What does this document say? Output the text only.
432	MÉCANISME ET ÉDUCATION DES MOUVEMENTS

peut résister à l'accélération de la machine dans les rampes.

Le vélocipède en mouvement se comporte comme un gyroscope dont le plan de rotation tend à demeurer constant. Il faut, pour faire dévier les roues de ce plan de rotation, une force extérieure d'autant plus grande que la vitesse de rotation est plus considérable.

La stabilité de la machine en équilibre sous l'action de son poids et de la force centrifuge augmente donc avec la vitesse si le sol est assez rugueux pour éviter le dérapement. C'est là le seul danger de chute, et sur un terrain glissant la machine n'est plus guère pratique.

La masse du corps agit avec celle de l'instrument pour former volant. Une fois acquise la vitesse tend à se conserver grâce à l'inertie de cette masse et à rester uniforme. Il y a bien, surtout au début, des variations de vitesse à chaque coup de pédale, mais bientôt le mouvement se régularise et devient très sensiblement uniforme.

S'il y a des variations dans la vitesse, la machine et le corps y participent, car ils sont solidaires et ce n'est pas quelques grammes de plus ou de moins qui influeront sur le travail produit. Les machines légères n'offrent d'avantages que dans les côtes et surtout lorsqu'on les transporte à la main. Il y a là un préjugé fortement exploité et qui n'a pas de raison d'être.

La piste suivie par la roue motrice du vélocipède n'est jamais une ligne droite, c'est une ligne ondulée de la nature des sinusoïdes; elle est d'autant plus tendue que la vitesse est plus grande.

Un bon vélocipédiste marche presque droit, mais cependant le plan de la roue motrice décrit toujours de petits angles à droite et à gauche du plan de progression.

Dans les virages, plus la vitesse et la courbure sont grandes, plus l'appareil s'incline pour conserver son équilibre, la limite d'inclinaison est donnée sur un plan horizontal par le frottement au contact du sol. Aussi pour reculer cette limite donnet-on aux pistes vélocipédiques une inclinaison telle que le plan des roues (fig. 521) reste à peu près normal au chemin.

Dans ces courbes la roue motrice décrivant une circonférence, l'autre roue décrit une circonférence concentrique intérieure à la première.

_____

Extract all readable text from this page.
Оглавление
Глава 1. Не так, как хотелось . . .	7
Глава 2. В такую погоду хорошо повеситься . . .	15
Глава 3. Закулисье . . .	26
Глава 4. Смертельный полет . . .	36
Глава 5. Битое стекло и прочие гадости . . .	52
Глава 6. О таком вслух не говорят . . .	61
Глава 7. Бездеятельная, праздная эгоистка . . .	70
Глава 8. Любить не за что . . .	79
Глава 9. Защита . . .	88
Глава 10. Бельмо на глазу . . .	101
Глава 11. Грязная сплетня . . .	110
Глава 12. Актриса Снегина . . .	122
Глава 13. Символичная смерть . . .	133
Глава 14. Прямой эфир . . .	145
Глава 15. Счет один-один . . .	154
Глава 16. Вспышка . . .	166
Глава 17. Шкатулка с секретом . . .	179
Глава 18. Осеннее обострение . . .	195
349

_____

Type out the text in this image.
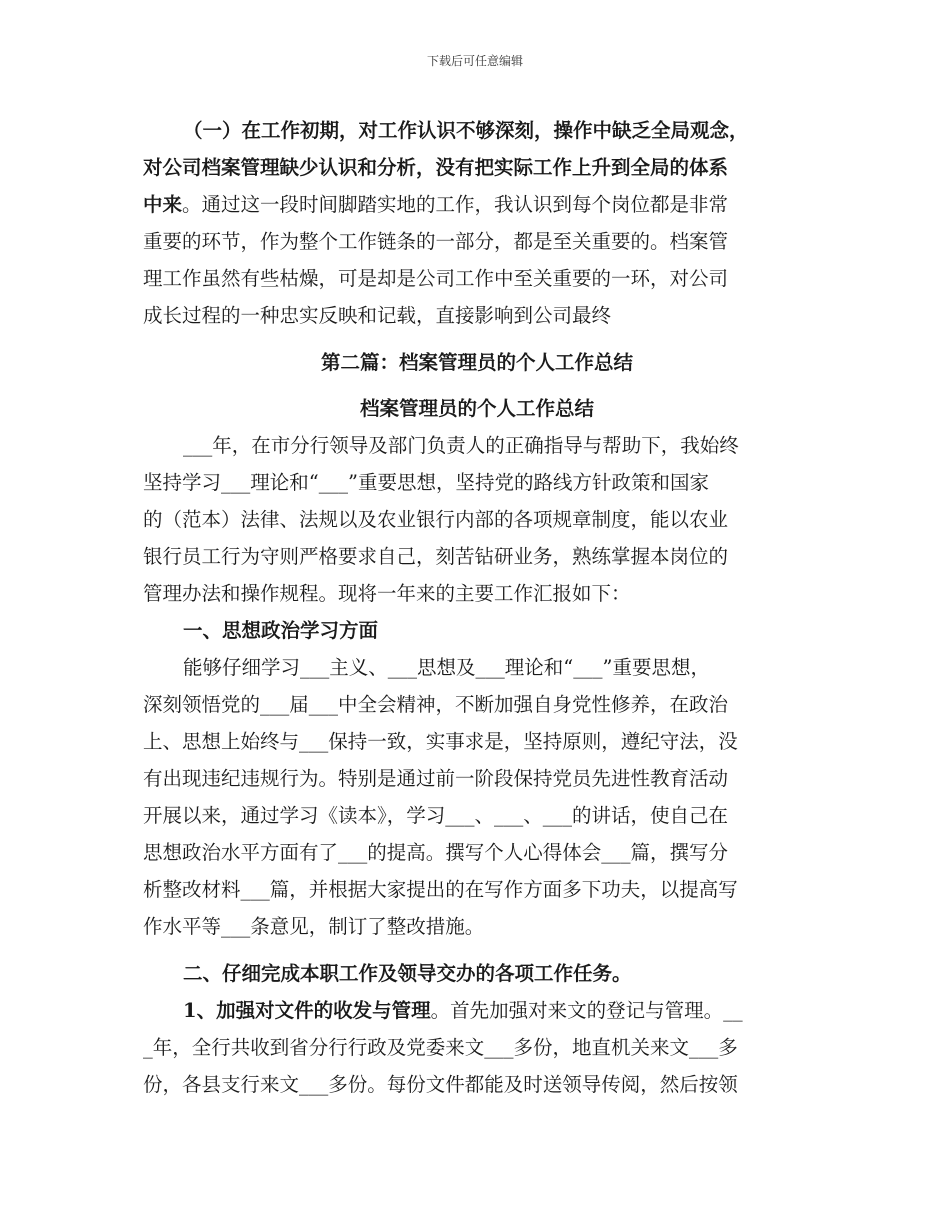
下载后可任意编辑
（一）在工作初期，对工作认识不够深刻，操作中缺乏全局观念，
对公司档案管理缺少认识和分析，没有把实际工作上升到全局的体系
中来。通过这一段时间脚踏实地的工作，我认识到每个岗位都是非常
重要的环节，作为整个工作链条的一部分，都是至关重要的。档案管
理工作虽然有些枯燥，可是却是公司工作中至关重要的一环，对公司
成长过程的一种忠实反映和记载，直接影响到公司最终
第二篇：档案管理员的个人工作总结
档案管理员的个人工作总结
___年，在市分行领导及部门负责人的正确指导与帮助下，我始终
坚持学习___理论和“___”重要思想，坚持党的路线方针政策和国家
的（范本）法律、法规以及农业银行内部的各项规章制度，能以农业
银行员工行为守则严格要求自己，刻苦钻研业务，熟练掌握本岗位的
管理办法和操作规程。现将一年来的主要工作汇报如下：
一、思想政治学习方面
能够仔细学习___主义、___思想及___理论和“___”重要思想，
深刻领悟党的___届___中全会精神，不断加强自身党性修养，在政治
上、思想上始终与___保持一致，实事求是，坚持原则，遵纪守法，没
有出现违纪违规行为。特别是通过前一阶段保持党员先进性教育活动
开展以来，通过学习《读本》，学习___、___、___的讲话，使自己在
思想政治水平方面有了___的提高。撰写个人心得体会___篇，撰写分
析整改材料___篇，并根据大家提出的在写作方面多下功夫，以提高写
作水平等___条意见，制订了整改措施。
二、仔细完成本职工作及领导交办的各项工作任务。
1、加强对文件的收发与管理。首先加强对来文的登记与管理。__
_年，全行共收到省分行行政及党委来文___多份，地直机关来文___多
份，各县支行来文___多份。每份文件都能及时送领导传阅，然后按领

_____

DIRECTIVE: Lines containing the word "motrice" must all be returned from the material above.

RESPONSE TO THE EXERCISE:
La piste suivie par la roue motrice du vélocipède n'est jamais une ligne droite, c'est une ligne ondulée de la nature des sinusoïdes; elle est d'autant plus tendue que la vitesse est plus grande.
Un bon vélocipédiste marche presque droit, mais cependant le plan de la roue motrice décrit toujours de petits angles à droite et à gauche du plan de progression.
Dans ces courbes la roue motrice décrivant une circonférence, l'autre roue décrit une circonférence concentrique intérieure à la première.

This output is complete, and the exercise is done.